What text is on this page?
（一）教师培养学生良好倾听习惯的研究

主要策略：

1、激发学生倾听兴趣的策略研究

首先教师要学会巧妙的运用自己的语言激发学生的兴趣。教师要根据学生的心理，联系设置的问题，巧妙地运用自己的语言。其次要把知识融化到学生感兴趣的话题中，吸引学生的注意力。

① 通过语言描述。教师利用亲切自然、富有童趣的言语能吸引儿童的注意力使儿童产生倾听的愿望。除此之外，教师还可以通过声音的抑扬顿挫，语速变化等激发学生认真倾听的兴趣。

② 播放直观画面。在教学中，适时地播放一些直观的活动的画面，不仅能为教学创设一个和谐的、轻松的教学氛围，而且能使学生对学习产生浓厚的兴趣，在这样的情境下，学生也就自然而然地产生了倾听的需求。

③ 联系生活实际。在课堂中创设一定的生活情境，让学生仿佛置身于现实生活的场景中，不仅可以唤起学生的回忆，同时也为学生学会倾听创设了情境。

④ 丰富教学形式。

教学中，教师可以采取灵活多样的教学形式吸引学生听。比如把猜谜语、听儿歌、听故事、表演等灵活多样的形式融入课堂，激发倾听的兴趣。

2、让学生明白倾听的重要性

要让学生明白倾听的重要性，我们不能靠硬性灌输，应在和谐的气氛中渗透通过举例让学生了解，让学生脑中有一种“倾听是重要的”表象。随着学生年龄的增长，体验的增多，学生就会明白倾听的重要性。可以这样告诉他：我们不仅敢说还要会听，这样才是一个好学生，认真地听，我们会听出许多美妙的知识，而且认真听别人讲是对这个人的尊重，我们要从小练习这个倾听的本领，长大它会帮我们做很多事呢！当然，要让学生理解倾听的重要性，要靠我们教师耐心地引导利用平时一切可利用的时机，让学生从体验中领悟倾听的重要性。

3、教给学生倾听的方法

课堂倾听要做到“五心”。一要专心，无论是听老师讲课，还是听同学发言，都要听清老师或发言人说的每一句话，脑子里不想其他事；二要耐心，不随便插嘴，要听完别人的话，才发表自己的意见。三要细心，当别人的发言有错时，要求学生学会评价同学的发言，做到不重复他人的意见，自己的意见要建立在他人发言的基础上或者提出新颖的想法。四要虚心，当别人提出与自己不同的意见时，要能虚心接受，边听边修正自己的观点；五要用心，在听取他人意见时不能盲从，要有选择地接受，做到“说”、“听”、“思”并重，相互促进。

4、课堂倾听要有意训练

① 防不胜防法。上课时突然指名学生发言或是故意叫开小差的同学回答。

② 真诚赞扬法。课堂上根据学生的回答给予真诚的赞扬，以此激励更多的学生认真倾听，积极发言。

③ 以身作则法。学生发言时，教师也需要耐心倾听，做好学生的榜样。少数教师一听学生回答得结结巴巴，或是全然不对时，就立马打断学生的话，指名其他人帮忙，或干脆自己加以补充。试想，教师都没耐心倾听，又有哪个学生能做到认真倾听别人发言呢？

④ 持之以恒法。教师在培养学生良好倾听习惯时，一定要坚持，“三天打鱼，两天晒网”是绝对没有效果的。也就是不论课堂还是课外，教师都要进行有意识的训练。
#####
▸ THE TASK: Type out the whole listing above again, exactly as it stands.

▸ ANSWER TO THE PROBLEM:
What text is on this page?
（一）教师培养学生良好倾听习惯的研究

主要策略：

1、激发学生倾听兴趣的策略研究

首先教师要学会巧妙的运用自己的语言激发学生的兴趣。教师要根据学生的心理，联系设置的问题，巧妙地运用自己的语言。其次要把知识融化到学生感兴趣的话题中，吸引学生的注意力。

① 通过语言描述。教师利用亲切自然、富有童趣的言语能吸引儿童的注意力使儿童产生倾听的愿望。除此之外，教师还可以通过声音的抑扬顿挫，语速变化等激发学生认真倾听的兴趣。

② 播放直观画面。在教学中，适时地播放一些直观的活动的画面，不仅能为教学创设一个和谐的、轻松的教学氛围，而且能使学生对学习产生浓厚的兴趣，在这样的情境下，学生也就自然而然地产生了倾听的需求。

③ 联系生活实际。在课堂中创设一定的生活情境，让学生仿佛置身于现实生活的场景中，不仅可以唤起学生的回忆，同时也为学生学会倾听创设了情境。

④ 丰富教学形式。

教学中，教师可以采取灵活多样的教学形式吸引学生听。比如把猜谜语、听儿歌、听故事、表演等灵活多样的形式融入课堂，激发倾听的兴趣。

2、让学生明白倾听的重要性

要让学生明白倾听的重要性，我们不能靠硬性灌输，应在和谐的气氛中渗透通过举例让学生了解，让学生脑中有一种“倾听是重要的”表象。随着学生年龄的增长，体验的增多，学生就会明白倾听的重要性。可以这样告诉他：我们不仅敢说还要会听，这样才是一个好学生，认真地听，我们会听出许多美妙的知识，而且认真听别人讲是对这个人的尊重，我们要从小练习这个倾听的本领，长大它会帮我们做很多事呢！当然，要让学生理解倾听的重要性，要靠我们教师耐心地引导利用平时一切可利用的时机，让学生从体验中领悟倾听的重要性。

3、教给学生倾听的方法

课堂倾听要做到“五心”。一要专心，无论是听老师讲课，还是听同学发言，都要听清老师或发言人说的每一句话，脑子里不想其他事；二要耐心，不随便插嘴，要听完别人的话，才发表自己的意见。三要细心，当别人的发言有错时，要求学生学会评价同学的发言，做到不重复他人的意见，自己的意见要建立在他人发言的基础上或者提出新颖的想法。四要虚心，当别人提出与自己不同的意见时，要能虚心接受，边听边修正自己的观点；五要用心，在听取他人意见时不能盲从，要有选择地接受，做到“说”、“听”、“思”并重，相互促进。

4、课堂倾听要有意训练

① 防不胜防法。上课时突然指名学生发言或是故意叫开小差的同学回答。

② 真诚赞扬法。课堂上根据学生的回答给予真诚的赞扬，以此激励更多的学生认真倾听，积极发言。

③ 以身作则法。学生发言时，教师也需要耐心倾听，做好学生的榜样。少数教师一听学生回答得结结巴巴，或是全然不对时，就立马打断学生的话，指名其他人帮忙，或干脆自己加以补充。试想，教师都没耐心倾听，又有哪个学生能做到认真倾听别人发言呢？

④ 持之以恒法。教师在培养学生良好倾听习惯时，一定要坚持，“三天打鱼，两天晒网”是绝对没有效果的。也就是不论课堂还是课外，教师都要进行有意识的训练。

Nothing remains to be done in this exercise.